## Entries
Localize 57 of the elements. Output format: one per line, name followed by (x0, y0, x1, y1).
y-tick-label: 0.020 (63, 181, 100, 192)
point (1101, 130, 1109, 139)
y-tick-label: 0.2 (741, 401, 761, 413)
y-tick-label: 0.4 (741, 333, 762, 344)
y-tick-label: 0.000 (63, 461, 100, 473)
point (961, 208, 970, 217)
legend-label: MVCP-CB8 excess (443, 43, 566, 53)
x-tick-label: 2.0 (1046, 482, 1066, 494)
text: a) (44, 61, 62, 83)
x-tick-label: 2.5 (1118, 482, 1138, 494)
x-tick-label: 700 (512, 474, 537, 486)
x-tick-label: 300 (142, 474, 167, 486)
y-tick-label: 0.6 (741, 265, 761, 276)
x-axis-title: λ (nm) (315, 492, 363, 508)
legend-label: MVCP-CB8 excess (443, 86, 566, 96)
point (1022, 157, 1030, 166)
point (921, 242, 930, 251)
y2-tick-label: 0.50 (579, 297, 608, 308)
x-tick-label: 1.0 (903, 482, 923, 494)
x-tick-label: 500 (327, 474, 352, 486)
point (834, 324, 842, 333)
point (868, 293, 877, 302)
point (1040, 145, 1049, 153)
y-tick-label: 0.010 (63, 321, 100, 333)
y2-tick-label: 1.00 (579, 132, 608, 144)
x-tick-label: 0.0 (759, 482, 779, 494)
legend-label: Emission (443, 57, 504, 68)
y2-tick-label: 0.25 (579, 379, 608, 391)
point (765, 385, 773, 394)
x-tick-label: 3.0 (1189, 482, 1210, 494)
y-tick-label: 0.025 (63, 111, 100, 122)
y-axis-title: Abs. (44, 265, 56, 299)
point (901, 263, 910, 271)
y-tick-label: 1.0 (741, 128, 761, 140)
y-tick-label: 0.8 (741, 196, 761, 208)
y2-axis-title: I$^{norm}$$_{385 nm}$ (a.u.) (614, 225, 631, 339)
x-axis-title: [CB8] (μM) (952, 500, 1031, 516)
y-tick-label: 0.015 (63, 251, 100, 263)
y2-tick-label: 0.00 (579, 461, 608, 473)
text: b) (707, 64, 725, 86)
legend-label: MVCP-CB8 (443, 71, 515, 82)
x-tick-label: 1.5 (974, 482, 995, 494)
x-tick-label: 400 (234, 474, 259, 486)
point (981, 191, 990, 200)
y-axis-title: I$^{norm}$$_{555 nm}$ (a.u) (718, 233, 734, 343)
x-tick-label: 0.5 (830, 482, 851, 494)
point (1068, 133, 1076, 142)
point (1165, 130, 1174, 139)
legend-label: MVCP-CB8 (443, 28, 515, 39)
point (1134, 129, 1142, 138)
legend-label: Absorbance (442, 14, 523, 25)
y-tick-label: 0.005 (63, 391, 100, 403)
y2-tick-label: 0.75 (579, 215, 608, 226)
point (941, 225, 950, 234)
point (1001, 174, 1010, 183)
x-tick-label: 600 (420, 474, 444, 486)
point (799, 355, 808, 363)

## Set problem
Can you copy every item above line for line, without changing a single character?

## Answer to this exercise
Localize 57 of the elements. Output format: one per line, name followed by (x0, y0, x1, y1).
y-tick-label: 0.020 (63, 181, 100, 192)
point (1101, 130, 1109, 139)
y-tick-label: 0.2 (741, 401, 761, 413)
y-tick-label: 0.4 (741, 333, 762, 344)
y-tick-label: 0.000 (63, 461, 100, 473)
point (961, 208, 970, 217)
legend-label: MVCP-CB8 excess (443, 43, 566, 53)
x-tick-label: 2.0 (1046, 482, 1066, 494)
text: a) (44, 61, 62, 83)
x-tick-label: 2.5 (1118, 482, 1138, 494)
x-tick-label: 700 (512, 474, 537, 486)
x-tick-label: 300 (142, 474, 167, 486)
y-tick-label: 0.6 (741, 265, 761, 276)
x-axis-title: λ (nm) (315, 492, 363, 508)
legend-label: MVCP-CB8 excess (443, 86, 566, 96)
point (1022, 157, 1030, 166)
point (921, 242, 930, 251)
y2-tick-label: 0.50 (579, 297, 608, 308)
x-tick-label: 1.0 (903, 482, 923, 494)
x-tick-label: 500 (327, 474, 352, 486)
point (834, 324, 842, 333)
point (868, 293, 877, 302)
point (1040, 145, 1049, 153)
y-tick-label: 0.010 (63, 321, 100, 333)
y2-tick-label: 1.00 (579, 132, 608, 144)
x-tick-label: 0.0 (759, 482, 779, 494)
legend-label: Emission (443, 57, 504, 68)
y2-tick-label: 0.25 (579, 379, 608, 391)
point (765, 385, 773, 394)
x-tick-label: 3.0 (1189, 482, 1210, 494)
y-tick-label: 0.025 (63, 111, 100, 122)
y-axis-title: Abs. (44, 265, 56, 299)
point (901, 263, 910, 271)
y-tick-label: 1.0 (741, 128, 761, 140)
y-tick-label: 0.8 (741, 196, 761, 208)
y2-axis-title: I$^{norm}$$_{385 nm}$ (a.u.) (614, 225, 631, 339)
x-axis-title: [CB8] (μM) (952, 500, 1031, 516)
y-tick-label: 0.015 (63, 251, 100, 263)
y2-tick-label: 0.00 (579, 461, 608, 473)
text: b) (707, 64, 725, 86)
legend-label: MVCP-CB8 (443, 71, 515, 82)
x-tick-label: 1.5 (974, 482, 995, 494)
x-tick-label: 400 (234, 474, 259, 486)
point (981, 191, 990, 200)
y-axis-title: I$^{norm}$$_{555 nm}$ (a.u) (718, 233, 734, 343)
x-tick-label: 0.5 (830, 482, 851, 494)
point (1068, 133, 1076, 142)
point (1165, 130, 1174, 139)
legend-label: MVCP-CB8 (443, 28, 515, 39)
point (1134, 129, 1142, 138)
legend-label: Absorbance (442, 14, 523, 25)
y-tick-label: 0.005 (63, 391, 100, 403)
y2-tick-label: 0.75 (579, 215, 608, 226)
point (941, 225, 950, 234)
point (1001, 174, 1010, 183)
x-tick-label: 600 (420, 474, 444, 486)
point (799, 355, 808, 363)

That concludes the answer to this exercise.